## BEGIN

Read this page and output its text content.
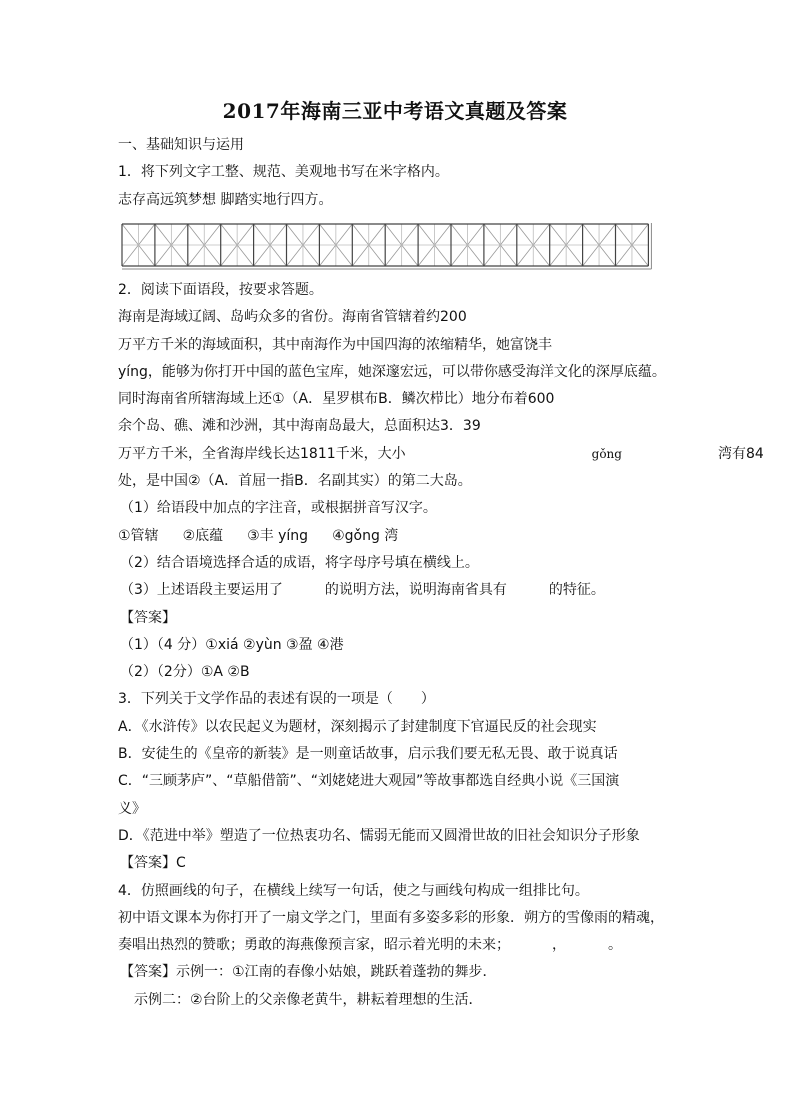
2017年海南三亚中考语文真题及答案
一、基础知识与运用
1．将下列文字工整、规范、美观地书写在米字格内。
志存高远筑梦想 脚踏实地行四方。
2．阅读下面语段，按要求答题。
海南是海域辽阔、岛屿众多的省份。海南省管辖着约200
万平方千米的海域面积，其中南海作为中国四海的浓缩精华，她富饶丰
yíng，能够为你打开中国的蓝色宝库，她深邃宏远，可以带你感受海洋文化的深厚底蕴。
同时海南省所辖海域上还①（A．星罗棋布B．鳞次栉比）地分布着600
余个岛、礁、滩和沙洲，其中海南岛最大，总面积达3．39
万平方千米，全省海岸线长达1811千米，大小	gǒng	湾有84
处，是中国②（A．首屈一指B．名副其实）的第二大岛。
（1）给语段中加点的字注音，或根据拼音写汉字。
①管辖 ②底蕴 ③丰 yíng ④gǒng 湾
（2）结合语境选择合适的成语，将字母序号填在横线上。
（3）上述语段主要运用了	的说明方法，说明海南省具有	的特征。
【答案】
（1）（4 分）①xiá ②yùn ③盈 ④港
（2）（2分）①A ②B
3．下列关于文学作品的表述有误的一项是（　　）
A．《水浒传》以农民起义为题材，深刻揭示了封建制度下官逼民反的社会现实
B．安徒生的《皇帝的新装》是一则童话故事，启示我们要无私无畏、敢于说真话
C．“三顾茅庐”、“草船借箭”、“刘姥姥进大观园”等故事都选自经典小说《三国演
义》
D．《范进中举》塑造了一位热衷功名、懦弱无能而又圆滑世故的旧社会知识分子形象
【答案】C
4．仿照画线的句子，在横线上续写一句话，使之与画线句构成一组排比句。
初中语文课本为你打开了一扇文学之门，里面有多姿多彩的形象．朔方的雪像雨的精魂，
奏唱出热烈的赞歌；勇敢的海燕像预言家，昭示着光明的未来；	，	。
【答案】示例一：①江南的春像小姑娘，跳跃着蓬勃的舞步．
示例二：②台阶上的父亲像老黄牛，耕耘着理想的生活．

## END

Exercise details: All of the material above is to be copied exactly, except for its images.

Written solution:
Read this page and output its text content.
2017年海南三亚中考语文真题及答案
一、基础知识与运用
1．将下列文字工整、规范、美观地书写在米字格内。
志存高远筑梦想 脚踏实地行四方。
2．阅读下面语段，按要求答题。
海南是海域辽阔、岛屿众多的省份。海南省管辖着约200
万平方千米的海域面积，其中南海作为中国四海的浓缩精华，她富饶丰
yíng，能够为你打开中国的蓝色宝库，她深邃宏远，可以带你感受海洋文化的深厚底蕴。
同时海南省所辖海域上还①（A．星罗棋布B．鳞次栉比）地分布着600
余个岛、礁、滩和沙洲，其中海南岛最大，总面积达3．39
万平方千米，全省海岸线长达1811千米，大小	gǒng	湾有84
处，是中国②（A．首屈一指B．名副其实）的第二大岛。
（1）给语段中加点的字注音，或根据拼音写汉字。
①管辖 ②底蕴 ③丰 yíng ④gǒng 湾
（2）结合语境选择合适的成语，将字母序号填在横线上。
（3）上述语段主要运用了	的说明方法，说明海南省具有	的特征。
【答案】
（1）（4 分）①xiá ②yùn ③盈 ④港
（2）（2分）①A ②B
3．下列关于文学作品的表述有误的一项是（　　）
A．《水浒传》以农民起义为题材，深刻揭示了封建制度下官逼民反的社会现实
B．安徒生的《皇帝的新装》是一则童话故事，启示我们要无私无畏、敢于说真话
C．“三顾茅庐”、“草船借箭”、“刘姥姥进大观园”等故事都选自经典小说《三国演
义》
D．《范进中举》塑造了一位热衷功名、懦弱无能而又圆滑世故的旧社会知识分子形象
【答案】C
4．仿照画线的句子，在横线上续写一句话，使之与画线句构成一组排比句。
初中语文课本为你打开了一扇文学之门，里面有多姿多彩的形象．朔方的雪像雨的精魂，
奏唱出热烈的赞歌；勇敢的海燕像预言家，昭示着光明的未来；	，	。
【答案】示例一：①江南的春像小姑娘，跳跃着蓬勃的舞步．
示例二：②台阶上的父亲像老黄牛，耕耘着理想的生活．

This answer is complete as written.